_Exercise brief_
Pull out each line of the data that includes the word "CentOS".

_The records_
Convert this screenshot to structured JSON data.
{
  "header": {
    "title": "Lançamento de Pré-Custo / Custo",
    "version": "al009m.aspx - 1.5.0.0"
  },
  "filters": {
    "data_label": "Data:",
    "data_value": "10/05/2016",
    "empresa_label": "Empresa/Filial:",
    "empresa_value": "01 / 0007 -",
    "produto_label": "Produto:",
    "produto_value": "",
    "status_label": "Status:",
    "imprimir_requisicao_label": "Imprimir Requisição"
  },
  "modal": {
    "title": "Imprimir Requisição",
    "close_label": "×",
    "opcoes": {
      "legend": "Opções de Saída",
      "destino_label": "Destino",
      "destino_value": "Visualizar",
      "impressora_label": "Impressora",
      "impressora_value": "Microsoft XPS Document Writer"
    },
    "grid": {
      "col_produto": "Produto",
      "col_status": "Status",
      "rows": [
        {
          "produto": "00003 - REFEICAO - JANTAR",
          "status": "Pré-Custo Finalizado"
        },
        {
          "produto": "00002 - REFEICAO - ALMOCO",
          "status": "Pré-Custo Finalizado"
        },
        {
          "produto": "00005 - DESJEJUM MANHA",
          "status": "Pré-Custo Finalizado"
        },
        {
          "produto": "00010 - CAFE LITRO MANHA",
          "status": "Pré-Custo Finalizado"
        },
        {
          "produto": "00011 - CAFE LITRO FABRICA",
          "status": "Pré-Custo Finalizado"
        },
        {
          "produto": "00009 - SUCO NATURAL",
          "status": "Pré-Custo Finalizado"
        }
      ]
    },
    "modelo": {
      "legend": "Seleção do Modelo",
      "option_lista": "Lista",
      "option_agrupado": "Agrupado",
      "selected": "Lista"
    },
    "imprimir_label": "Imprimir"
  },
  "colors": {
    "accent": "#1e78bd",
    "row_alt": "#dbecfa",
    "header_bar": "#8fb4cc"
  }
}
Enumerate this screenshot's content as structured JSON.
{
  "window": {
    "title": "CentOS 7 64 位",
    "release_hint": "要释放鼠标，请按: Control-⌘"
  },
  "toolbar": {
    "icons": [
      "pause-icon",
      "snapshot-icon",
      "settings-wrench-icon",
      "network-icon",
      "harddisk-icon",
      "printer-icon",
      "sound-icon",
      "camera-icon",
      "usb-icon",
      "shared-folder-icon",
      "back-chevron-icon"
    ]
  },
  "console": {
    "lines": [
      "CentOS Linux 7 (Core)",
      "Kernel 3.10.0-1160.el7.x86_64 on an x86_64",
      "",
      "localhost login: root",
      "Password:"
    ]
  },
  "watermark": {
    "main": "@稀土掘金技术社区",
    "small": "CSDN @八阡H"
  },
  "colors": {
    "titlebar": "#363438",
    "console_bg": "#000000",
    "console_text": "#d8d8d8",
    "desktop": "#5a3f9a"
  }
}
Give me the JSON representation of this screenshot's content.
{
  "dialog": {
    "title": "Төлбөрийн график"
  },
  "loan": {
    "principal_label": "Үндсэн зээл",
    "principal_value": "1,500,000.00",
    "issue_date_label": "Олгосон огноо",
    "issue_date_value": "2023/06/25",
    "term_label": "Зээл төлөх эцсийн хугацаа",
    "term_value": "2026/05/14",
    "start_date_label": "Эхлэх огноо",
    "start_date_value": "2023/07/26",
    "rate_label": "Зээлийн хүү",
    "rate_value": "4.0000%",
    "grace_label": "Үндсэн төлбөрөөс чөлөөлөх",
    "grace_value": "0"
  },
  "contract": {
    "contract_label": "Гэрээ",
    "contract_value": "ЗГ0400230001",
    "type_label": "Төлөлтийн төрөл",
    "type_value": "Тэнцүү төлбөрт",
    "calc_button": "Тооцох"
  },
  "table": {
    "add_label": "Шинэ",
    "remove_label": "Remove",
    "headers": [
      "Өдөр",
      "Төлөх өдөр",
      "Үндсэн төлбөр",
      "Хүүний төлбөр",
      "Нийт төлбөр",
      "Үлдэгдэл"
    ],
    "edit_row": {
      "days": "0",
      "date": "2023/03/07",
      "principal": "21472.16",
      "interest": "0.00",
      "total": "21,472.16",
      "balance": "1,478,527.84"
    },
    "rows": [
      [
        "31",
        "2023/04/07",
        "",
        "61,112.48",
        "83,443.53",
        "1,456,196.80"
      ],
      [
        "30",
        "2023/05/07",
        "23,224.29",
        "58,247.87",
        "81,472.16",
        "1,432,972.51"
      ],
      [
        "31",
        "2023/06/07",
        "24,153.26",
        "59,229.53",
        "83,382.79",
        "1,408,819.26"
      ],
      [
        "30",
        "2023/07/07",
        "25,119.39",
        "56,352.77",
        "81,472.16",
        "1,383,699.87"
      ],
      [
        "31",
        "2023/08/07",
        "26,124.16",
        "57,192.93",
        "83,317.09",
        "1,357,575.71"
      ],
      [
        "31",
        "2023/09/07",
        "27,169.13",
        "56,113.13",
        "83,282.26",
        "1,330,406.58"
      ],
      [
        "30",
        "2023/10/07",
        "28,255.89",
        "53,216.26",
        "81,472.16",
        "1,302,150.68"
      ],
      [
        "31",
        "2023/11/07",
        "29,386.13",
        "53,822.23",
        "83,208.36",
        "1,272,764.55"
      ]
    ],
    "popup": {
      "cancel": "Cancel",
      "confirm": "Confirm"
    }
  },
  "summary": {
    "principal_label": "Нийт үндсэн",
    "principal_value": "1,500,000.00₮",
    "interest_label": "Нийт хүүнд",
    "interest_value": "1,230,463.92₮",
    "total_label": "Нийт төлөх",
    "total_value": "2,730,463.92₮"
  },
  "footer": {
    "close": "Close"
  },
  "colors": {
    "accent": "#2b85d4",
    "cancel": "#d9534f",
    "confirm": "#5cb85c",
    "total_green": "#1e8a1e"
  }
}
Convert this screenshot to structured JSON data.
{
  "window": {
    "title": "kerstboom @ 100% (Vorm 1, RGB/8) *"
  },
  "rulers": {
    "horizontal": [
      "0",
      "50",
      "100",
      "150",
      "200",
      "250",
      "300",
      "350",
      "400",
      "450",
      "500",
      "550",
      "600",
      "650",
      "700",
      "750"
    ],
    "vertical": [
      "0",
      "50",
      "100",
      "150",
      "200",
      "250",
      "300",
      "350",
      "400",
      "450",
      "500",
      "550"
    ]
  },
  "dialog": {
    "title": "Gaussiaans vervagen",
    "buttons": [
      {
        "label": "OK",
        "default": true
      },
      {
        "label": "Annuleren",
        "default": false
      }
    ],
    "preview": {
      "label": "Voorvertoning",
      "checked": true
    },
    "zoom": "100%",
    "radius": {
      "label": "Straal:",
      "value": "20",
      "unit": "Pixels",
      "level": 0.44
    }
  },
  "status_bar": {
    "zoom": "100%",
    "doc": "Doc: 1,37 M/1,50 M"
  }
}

_Answer below_
    "title": "CentOS 7 64 位",
      "CentOS Linux 7 (Core)",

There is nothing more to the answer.